Quote the whole listing verbatim.
== Data for the task
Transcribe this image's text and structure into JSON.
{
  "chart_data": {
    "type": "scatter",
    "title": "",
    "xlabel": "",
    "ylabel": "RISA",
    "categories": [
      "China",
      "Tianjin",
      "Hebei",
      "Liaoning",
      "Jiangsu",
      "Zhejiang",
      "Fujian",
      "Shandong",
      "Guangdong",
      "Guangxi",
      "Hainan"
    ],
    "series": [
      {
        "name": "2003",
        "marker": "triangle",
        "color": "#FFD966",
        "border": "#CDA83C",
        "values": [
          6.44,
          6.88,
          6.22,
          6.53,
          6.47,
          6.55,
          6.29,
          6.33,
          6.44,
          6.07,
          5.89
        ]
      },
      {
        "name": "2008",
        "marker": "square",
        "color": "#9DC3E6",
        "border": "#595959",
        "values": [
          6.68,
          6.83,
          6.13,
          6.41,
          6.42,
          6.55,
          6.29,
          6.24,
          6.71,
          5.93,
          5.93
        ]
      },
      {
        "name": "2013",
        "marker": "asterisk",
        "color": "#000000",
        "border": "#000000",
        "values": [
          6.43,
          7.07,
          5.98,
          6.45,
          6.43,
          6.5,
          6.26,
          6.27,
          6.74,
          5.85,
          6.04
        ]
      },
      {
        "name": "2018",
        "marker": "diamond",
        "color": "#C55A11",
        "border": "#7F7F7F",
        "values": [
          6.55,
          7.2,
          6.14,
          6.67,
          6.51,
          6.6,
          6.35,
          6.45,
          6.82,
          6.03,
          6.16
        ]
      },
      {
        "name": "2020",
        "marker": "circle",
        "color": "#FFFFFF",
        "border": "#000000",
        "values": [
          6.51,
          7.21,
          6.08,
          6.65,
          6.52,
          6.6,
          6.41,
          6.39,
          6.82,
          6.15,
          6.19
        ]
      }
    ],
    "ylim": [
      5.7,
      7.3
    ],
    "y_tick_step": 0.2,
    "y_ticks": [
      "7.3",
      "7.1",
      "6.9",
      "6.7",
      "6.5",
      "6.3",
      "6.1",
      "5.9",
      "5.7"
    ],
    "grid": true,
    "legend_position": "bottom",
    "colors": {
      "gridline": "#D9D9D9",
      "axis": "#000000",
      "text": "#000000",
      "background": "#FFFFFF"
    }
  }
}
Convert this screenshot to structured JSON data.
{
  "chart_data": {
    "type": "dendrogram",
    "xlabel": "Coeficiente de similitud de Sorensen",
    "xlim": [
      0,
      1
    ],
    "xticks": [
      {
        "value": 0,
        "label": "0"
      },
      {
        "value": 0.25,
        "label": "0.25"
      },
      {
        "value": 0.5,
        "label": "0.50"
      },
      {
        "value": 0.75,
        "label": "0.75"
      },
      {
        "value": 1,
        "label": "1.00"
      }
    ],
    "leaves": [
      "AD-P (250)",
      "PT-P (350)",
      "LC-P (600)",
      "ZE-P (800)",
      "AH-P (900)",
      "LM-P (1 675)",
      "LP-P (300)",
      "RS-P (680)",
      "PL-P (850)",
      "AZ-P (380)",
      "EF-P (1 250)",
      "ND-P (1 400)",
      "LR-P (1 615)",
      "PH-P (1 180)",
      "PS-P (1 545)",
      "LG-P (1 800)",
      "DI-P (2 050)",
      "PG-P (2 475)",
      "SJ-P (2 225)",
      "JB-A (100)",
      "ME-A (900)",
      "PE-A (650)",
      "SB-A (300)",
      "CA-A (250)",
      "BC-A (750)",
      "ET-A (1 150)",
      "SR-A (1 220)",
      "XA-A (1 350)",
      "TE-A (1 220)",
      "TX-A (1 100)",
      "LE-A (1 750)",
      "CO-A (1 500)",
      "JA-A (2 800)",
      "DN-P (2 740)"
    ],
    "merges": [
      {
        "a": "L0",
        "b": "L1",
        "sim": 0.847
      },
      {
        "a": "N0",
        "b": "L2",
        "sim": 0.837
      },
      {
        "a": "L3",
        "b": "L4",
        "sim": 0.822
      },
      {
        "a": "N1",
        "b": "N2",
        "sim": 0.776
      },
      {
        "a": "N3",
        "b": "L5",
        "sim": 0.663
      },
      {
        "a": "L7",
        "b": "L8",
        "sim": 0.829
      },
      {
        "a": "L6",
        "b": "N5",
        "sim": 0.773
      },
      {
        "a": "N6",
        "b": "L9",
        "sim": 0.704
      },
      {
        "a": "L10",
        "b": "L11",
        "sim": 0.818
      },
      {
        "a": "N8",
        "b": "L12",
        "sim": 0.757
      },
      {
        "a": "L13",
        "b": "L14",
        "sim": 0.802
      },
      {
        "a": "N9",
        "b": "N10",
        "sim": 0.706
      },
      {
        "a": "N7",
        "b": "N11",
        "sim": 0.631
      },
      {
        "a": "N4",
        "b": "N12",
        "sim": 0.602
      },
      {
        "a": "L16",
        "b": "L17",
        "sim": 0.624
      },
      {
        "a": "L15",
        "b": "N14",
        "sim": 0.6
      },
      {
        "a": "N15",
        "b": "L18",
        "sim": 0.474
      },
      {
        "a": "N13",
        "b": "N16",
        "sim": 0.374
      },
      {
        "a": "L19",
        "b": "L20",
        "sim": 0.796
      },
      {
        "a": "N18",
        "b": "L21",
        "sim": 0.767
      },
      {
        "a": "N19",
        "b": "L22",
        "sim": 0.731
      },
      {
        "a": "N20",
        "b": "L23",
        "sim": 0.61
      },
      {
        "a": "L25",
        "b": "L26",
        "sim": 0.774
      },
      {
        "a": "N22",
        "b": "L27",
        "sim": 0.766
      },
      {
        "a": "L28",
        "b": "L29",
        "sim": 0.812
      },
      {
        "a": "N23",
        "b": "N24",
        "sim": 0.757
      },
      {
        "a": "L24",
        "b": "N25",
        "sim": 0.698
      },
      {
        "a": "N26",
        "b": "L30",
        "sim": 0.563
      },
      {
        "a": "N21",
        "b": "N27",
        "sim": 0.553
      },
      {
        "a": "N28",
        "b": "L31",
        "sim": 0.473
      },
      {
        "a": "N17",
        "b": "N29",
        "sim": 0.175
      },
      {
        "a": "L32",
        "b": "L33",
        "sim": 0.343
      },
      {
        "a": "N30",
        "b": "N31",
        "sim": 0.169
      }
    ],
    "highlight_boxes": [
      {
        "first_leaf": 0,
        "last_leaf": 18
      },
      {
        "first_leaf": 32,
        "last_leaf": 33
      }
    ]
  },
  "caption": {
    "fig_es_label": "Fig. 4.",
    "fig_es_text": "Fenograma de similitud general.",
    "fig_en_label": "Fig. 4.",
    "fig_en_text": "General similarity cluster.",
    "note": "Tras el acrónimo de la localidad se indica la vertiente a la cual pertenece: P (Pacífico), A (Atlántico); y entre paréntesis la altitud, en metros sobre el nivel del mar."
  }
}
====
### Complete answer
Transcribe this image's text and structure into JSON.
{
  "chart_data": {
    "type": "scatter",
    "title": "",
    "xlabel": "",
    "ylabel": "RISA",
    "categories": [
      "China",
      "Tianjin",
      "Hebei",
      "Liaoning",
      "Jiangsu",
      "Zhejiang",
      "Fujian",
      "Shandong",
      "Guangdong",
      "Guangxi",
      "Hainan"
    ],
    "series": [
      {
        "name": "2003",
        "marker": "triangle",
        "color": "#FFD966",
        "border": "#CDA83C",
        "values": [
          6.44,
          6.88,
          6.22,
          6.53,
          6.47,
          6.55,
          6.29,
          6.33,
          6.44,
          6.07,
          5.89
        ]
      },
      {
        "name": "2008",
        "marker": "square",
        "color": "#9DC3E6",
        "border": "#595959",
        "values": [
          6.68,
          6.83,
          6.13,
          6.41,
          6.42,
          6.55,
          6.29,
          6.24,
          6.71,
          5.93,
          5.93
        ]
      },
      {
        "name": "2013",
        "marker": "asterisk",
        "color": "#000000",
        "border": "#000000",
        "values": [
          6.43,
          7.07,
          5.98,
          6.45,
          6.43,
          6.5,
          6.26,
          6.27,
          6.74,
          5.85,
          6.04
        ]
      },
      {
        "name": "2018",
        "marker": "diamond",
        "color": "#C55A11",
        "border": "#7F7F7F",
        "values": [
          6.55,
          7.2,
          6.14,
          6.67,
          6.51,
          6.6,
          6.35,
          6.45,
          6.82,
          6.03,
          6.16
        ]
      },
      {
        "name": "2020",
        "marker": "circle",
        "color": "#FFFFFF",
        "border": "#000000",
        "values": [
          6.51,
          7.21,
          6.08,
          6.65,
          6.52,
          6.6,
          6.41,
          6.39,
          6.82,
          6.15,
          6.19
        ]
      }
    ],
    "ylim": [
      5.7,
      7.3
    ],
    "y_tick_step": 0.2,
    "y_ticks": [
      "7.3",
      "7.1",
      "6.9",
      "6.7",
      "6.5",
      "6.3",
      "6.1",
      "5.9",
      "5.7"
    ],
    "grid": true,
    "legend_position": "bottom",
    "colors": {
      "gridline": "#D9D9D9",
      "axis": "#000000",
      "text": "#000000",
      "background": "#FFFFFF"
    }
  }
}
Convert this screenshot to structured JSON data.
{
  "chart_data": {
    "type": "dendrogram",
    "xlabel": "Coeficiente de similitud de Sorensen",
    "xlim": [
      0,
      1
    ],
    "xticks": [
      {
        "value": 0,
        "label": "0"
      },
      {
        "value": 0.25,
        "label": "0.25"
      },
      {
        "value": 0.5,
        "label": "0.50"
      },
      {
        "value": 0.75,
        "label": "0.75"
      },
      {
        "value": 1,
        "label": "1.00"
      }
    ],
    "leaves": [
      "AD-P (250)",
      "PT-P (350)",
      "LC-P (600)",
      "ZE-P (800)",
      "AH-P (900)",
      "LM-P (1 675)",
      "LP-P (300)",
      "RS-P (680)",
      "PL-P (850)",
      "AZ-P (380)",
      "EF-P (1 250)",
      "ND-P (1 400)",
      "LR-P (1 615)",
      "PH-P (1 180)",
      "PS-P (1 545)",
      "LG-P (1 800)",
      "DI-P (2 050)",
      "PG-P (2 475)",
      "SJ-P (2 225)",
      "JB-A (100)",
      "ME-A (900)",
      "PE-A (650)",
      "SB-A (300)",
      "CA-A (250)",
      "BC-A (750)",
      "ET-A (1 150)",
      "SR-A (1 220)",
      "XA-A (1 350)",
      "TE-A (1 220)",
      "TX-A (1 100)",
      "LE-A (1 750)",
      "CO-A (1 500)",
      "JA-A (2 800)",
      "DN-P (2 740)"
    ],
    "merges": [
      {
        "a": "L0",
        "b": "L1",
        "sim": 0.847
      },
      {
        "a": "N0",
        "b": "L2",
        "sim": 0.837
      },
      {
        "a": "L3",
        "b": "L4",
        "sim": 0.822
      },
      {
        "a": "N1",
        "b": "N2",
        "sim": 0.776
      },
      {
        "a": "N3",
        "b": "L5",
        "sim": 0.663
      },
      {
        "a": "L7",
        "b": "L8",
        "sim": 0.829
      },
      {
        "a": "L6",
        "b": "N5",
        "sim": 0.773
      },
      {
        "a": "N6",
        "b": "L9",
        "sim": 0.704
      },
      {
        "a": "L10",
        "b": "L11",
        "sim": 0.818
      },
      {
        "a": "N8",
        "b": "L12",
        "sim": 0.757
      },
      {
        "a": "L13",
        "b": "L14",
        "sim": 0.802
      },
      {
        "a": "N9",
        "b": "N10",
        "sim": 0.706
      },
      {
        "a": "N7",
        "b": "N11",
        "sim": 0.631
      },
      {
        "a": "N4",
        "b": "N12",
        "sim": 0.602
      },
      {
        "a": "L16",
        "b": "L17",
        "sim": 0.624
      },
      {
        "a": "L15",
        "b": "N14",
        "sim": 0.6
      },
      {
        "a": "N15",
        "b": "L18",
        "sim": 0.474
      },
      {
        "a": "N13",
        "b": "N16",
        "sim": 0.374
      },
      {
        "a": "L19",
        "b": "L20",
        "sim": 0.796
      },
      {
        "a": "N18",
        "b": "L21",
        "sim": 0.767
      },
      {
        "a": "N19",
        "b": "L22",
        "sim": 0.731
      },
      {
        "a": "N20",
        "b": "L23",
        "sim": 0.61
      },
      {
        "a": "L25",
        "b": "L26",
        "sim": 0.774
      },
      {
        "a": "N22",
        "b": "L27",
        "sim": 0.766
      },
      {
        "a": "L28",
        "b": "L29",
        "sim": 0.812
      },
      {
        "a": "N23",
        "b": "N24",
        "sim": 0.757
      },
      {
        "a": "L24",
        "b": "N25",
        "sim": 0.698
      },
      {
        "a": "N26",
        "b": "L30",
        "sim": 0.563
      },
      {
        "a": "N21",
        "b": "N27",
        "sim": 0.553
      },
      {
        "a": "N28",
        "b": "L31",
        "sim": 0.473
      },
      {
        "a": "N17",
        "b": "N29",
        "sim": 0.175
      },
      {
        "a": "L32",
        "b": "L33",
        "sim": 0.343
      },
      {
        "a": "N30",
        "b": "N31",
        "sim": 0.169
      }
    ],
    "highlight_boxes": [
      {
        "first_leaf": 0,
        "last_leaf": 18
      },
      {
        "first_leaf": 32,
        "last_leaf": 33
      }
    ]
  },
  "caption": {
    "fig_es_label": "Fig. 4.",
    "fig_es_text": "Fenograma de similitud general.",
    "fig_en_label": "Fig. 4.",
    "fig_en_text": "General similarity cluster.",
    "note": "Tras el acrónimo de la localidad se indica la vertiente a la cual pertenece: P (Pacífico), A (Atlántico); y entre paréntesis la altitud, en metros sobre el nivel del mar."
  }
}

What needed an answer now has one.